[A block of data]
....

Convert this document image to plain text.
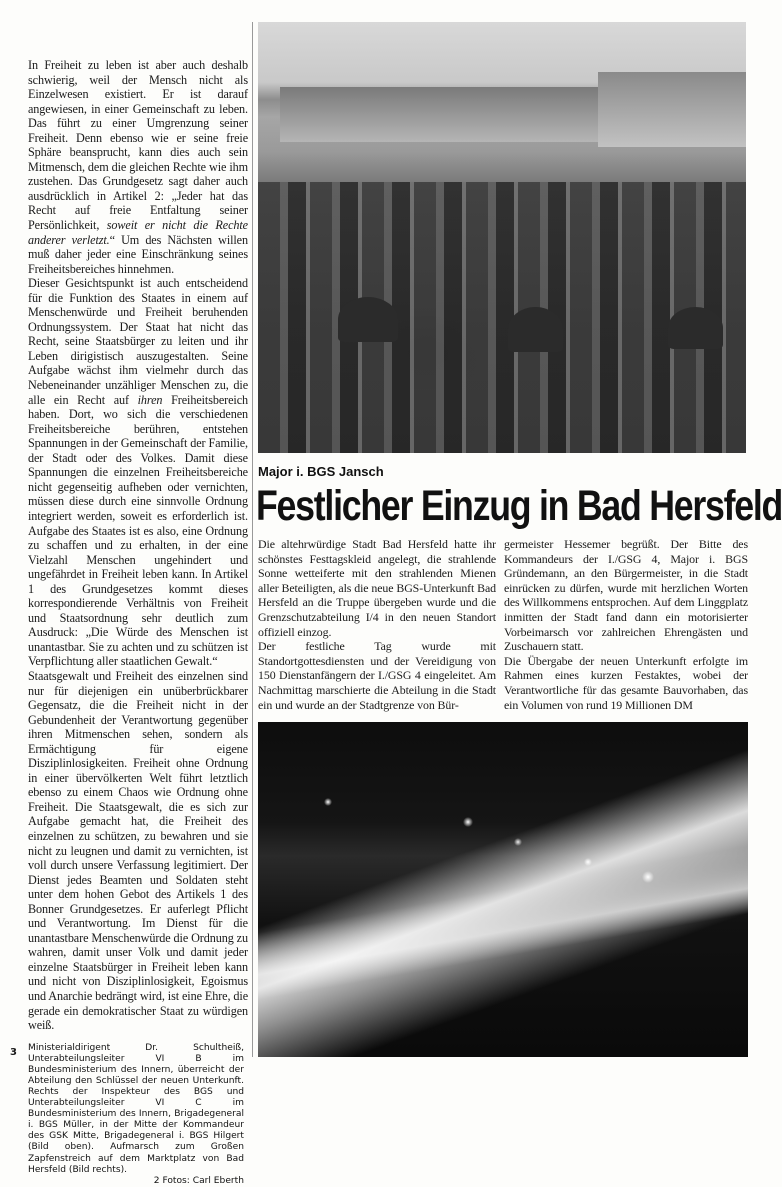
In Freiheit zu leben ist aber auch deshalb schwierig, weil der Mensch nicht als Einzelwesen existiert. Er ist darauf angewiesen, in einer Gemeinschaft zu leben. Das führt zu einer Umgrenzung seiner Freiheit. Denn ebenso wie er seine freie Sphäre beansprucht, kann dies auch sein Mitmensch, dem die gleichen Rechte wie ihm zustehen. Das Grundgesetz sagt daher auch ausdrücklich in Artikel 2: „Jeder hat das Recht auf freie Entfaltung seiner Persönlichkeit, soweit er nicht die Rechte anderer verletzt.“ Um des Nächsten willen muß daher jeder eine Einschränkung seines Freiheitsbereiches hinnehmen.

Dieser Gesichtspunkt ist auch entscheidend für die Funktion des Staates in einem auf Menschenwürde und Freiheit beruhenden Ordnungssystem. Der Staat hat nicht das Recht, seine Staatsbürger zu leiten und ihr Leben dirigistisch auszugestalten. Seine Aufgabe wächst ihm vielmehr durch das Nebeneinander unzähliger Menschen zu, die alle ein Recht auf ihren Freiheitsbereich haben. Dort, wo sich die verschiedenen Freiheitsbereiche berühren, entstehen Spannungen in der Gemeinschaft der Familie, der Stadt oder des Volkes. Damit diese Spannungen die einzelnen Freiheitsbereiche nicht gegenseitig aufheben oder vernichten, müssen diese durch eine sinnvolle Ordnung integriert werden, soweit es erforderlich ist. Aufgabe des Staates ist es also, eine Ordnung zu schaffen und zu erhalten, in der eine Vielzahl Menschen ungehindert und ungefährdet in Freiheit leben kann. In Artikel 1 des Grundgesetzes kommt dieses korrespondierende Verhältnis von Freiheit und Staatsordnung sehr deutlich zum Ausdruck: „Die Würde des Menschen ist unantastbar. Sie zu achten und zu schützen ist Verpflichtung aller staatlichen Gewalt.“

Staatsgewalt und Freiheit des einzelnen sind nur für diejenigen ein unüberbrückbarer Gegensatz, die die Freiheit nicht in der Gebundenheit der Verantwortung gegenüber ihren Mitmenschen sehen, sondern als Ermächtigung für eigene Disziplinlosigkeiten. Freiheit ohne Ordnung in einer übervölkerten Welt führt letztlich ebenso zu einem Chaos wie Ordnung ohne Freiheit. Die Staatsgewalt, die es sich zur Aufgabe gemacht hat, die Freiheit des einzelnen zu schützen, zu bewahren und sie nicht zu leugnen und damit zu vernichten, ist voll durch unsere Verfassung legitimiert. Der Dienst jedes Beamten und Soldaten steht unter dem hohen Gebot des Artikels 1 des Bonner Grundgesetzes. Er auferlegt Pflicht und Verantwortung. Im Dienst für die unantastbare Menschenwürde die Ordnung zu wahren, damit unser Volk und damit jeder einzelne Staatsbürger in Freiheit leben kann und nicht von Disziplinlosigkeit, Egoismus und Anarchie bedrängt wird, ist eine Ehre, die gerade ein demokratischer Staat zu würdigen weiß.

Ministerialdirigent Dr. Schultheiß, Unterabteilungsleiter VI B im Bundesministerium des Innern, überreicht der Abteilung den Schlüssel der neuen Unterkunft. Rechts der Inspekteur des BGS und Unterabteilungsleiter VI C im Bundesministerium des Innern, Brigadegeneral i. BGS Müller, in der Mitte der Kommandeur des GSK Mitte, Brigadegeneral i. BGS Hilgert (Bild oben). Aufmarsch zum Großen Zapfenstreich auf dem Marktplatz von Bad Hersfeld (Bild rechts).
2 Fotos: Carl Eberth
Major i. BGS Jansch
Festlicher Einzug in Bad Hersfeld

Die altehrwürdige Stadt Bad Hersfeld hatte ihr schönstes Festtagskleid angelegt, die strahlende Sonne wetteiferte mit den strahlenden Mienen aller Beteiligten, als die neue BGS-Unterkunft Bad Hersfeld an die Truppe übergeben wurde und die Grenzschutzabteilung I/4 in den neuen Standort offiziell einzog.

Der festliche Tag wurde mit Standortgottesdiensten und der Vereidigung von 150 Dienstanfängern der I./GSG 4 eingeleitet. Am Nachmittag marschierte die Abteilung in die Stadt ein und wurde an der Stadtgrenze von Bür-

germeister Hessemer begrüßt. Der Bitte des Kommandeurs der I./GSG 4, Major i. BGS Gründemann, an den Bürgermeister, in die Stadt einrücken zu dürfen, wurde mit herzlichen Worten des Willkommens entsprochen. Auf dem Linggplatz inmitten der Stadt fand dann ein motorisierter Vorbeimarsch vor zahlreichen Ehrengästen und Zuschauern statt.

Die Übergabe der neuen Unterkunft erfolgte im Rahmen eines kurzen Festaktes, wobei der Verantwortliche für das gesamte Bauvorhaben, das ein Volumen von rund 19 Millionen DM

3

....

What is asked: Reproduce all of the entries word for word, skipping any pictures they hold.

Response to this task:
Convert this document image to plain text.
In Freiheit zu leben ist aber auch deshalb schwierig, weil der Mensch nicht als Einzelwesen existiert. Er ist darauf angewiesen, in einer Gemeinschaft zu leben. Das führt zu einer Umgrenzung seiner Freiheit. Denn ebenso wie er seine freie Sphäre beansprucht, kann dies auch sein Mitmensch, dem die gleichen Rechte wie ihm zustehen. Das Grundgesetz sagt daher auch ausdrücklich in Artikel 2: „Jeder hat das Recht auf freie Entfaltung seiner Persönlichkeit, soweit er nicht die Rechte anderer verletzt.“ Um des Nächsten willen muß daher jeder eine Einschränkung seines Freiheitsbereiches hinnehmen.

Dieser Gesichtspunkt ist auch entscheidend für die Funktion des Staates in einem auf Menschenwürde und Freiheit beruhenden Ordnungssystem. Der Staat hat nicht das Recht, seine Staatsbürger zu leiten und ihr Leben dirigistisch auszugestalten. Seine Aufgabe wächst ihm vielmehr durch das Nebeneinander unzähliger Menschen zu, die alle ein Recht auf ihren Freiheitsbereich haben. Dort, wo sich die verschiedenen Freiheitsbereiche berühren, entstehen Spannungen in der Gemeinschaft der Familie, der Stadt oder des Volkes. Damit diese Spannungen die einzelnen Freiheitsbereiche nicht gegenseitig aufheben oder vernichten, müssen diese durch eine sinnvolle Ordnung integriert werden, soweit es erforderlich ist. Aufgabe des Staates ist es also, eine Ordnung zu schaffen und zu erhalten, in der eine Vielzahl Menschen ungehindert und ungefährdet in Freiheit leben kann. In Artikel 1 des Grundgesetzes kommt dieses korrespondierende Verhältnis von Freiheit und Staatsordnung sehr deutlich zum Ausdruck: „Die Würde des Menschen ist unantastbar. Sie zu achten und zu schützen ist Verpflichtung aller staatlichen Gewalt.“

Staatsgewalt und Freiheit des einzelnen sind nur für diejenigen ein unüberbrückbarer Gegensatz, die die Freiheit nicht in der Gebundenheit der Verantwortung gegenüber ihren Mitmenschen sehen, sondern als Ermächtigung für eigene Disziplinlosigkeiten. Freiheit ohne Ordnung in einer übervölkerten Welt führt letztlich ebenso zu einem Chaos wie Ordnung ohne Freiheit. Die Staatsgewalt, die es sich zur Aufgabe gemacht hat, die Freiheit des einzelnen zu schützen, zu bewahren und sie nicht zu leugnen und damit zu vernichten, ist voll durch unsere Verfassung legitimiert. Der Dienst jedes Beamten und Soldaten steht unter dem hohen Gebot des Artikels 1 des Bonner Grundgesetzes. Er auferlegt Pflicht und Verantwortung. Im Dienst für die unantastbare Menschenwürde die Ordnung zu wahren, damit unser Volk und damit jeder einzelne Staatsbürger in Freiheit leben kann und nicht von Disziplinlosigkeit, Egoismus und Anarchie bedrängt wird, ist eine Ehre, die gerade ein demokratischer Staat zu würdigen weiß.

Ministerialdirigent Dr. Schultheiß, Unterabteilungsleiter VI B im Bundesministerium des Innern, überreicht der Abteilung den Schlüssel der neuen Unterkunft. Rechts der Inspekteur des BGS und Unterabteilungsleiter VI C im Bundesministerium des Innern, Brigadegeneral i. BGS Müller, in der Mitte der Kommandeur des GSK Mitte, Brigadegeneral i. BGS Hilgert (Bild oben). Aufmarsch zum Großen Zapfenstreich auf dem Marktplatz von Bad Hersfeld (Bild rechts).
2 Fotos: Carl Eberth
Major i. BGS Jansch
Festlicher Einzug in Bad Hersfeld

Die altehrwürdige Stadt Bad Hersfeld hatte ihr schönstes Festtagskleid angelegt, die strahlende Sonne wetteiferte mit den strahlenden Mienen aller Beteiligten, als die neue BGS-Unterkunft Bad Hersfeld an die Truppe übergeben wurde und die Grenzschutzabteilung I/4 in den neuen Standort offiziell einzog.

Der festliche Tag wurde mit Standortgottesdiensten und der Vereidigung von 150 Dienstanfängern der I./GSG 4 eingeleitet. Am Nachmittag marschierte die Abteilung in die Stadt ein und wurde an der Stadtgrenze von Bür-

germeister Hessemer begrüßt. Der Bitte des Kommandeurs der I./GSG 4, Major i. BGS Gründemann, an den Bürgermeister, in die Stadt einrücken zu dürfen, wurde mit herzlichen Worten des Willkommens entsprochen. Auf dem Linggplatz inmitten der Stadt fand dann ein motorisierter Vorbeimarsch vor zahlreichen Ehrengästen und Zuschauern statt.

Die Übergabe der neuen Unterkunft erfolgte im Rahmen eines kurzen Festaktes, wobei der Verantwortliche für das gesamte Bauvorhaben, das ein Volumen von rund 19 Millionen DM

3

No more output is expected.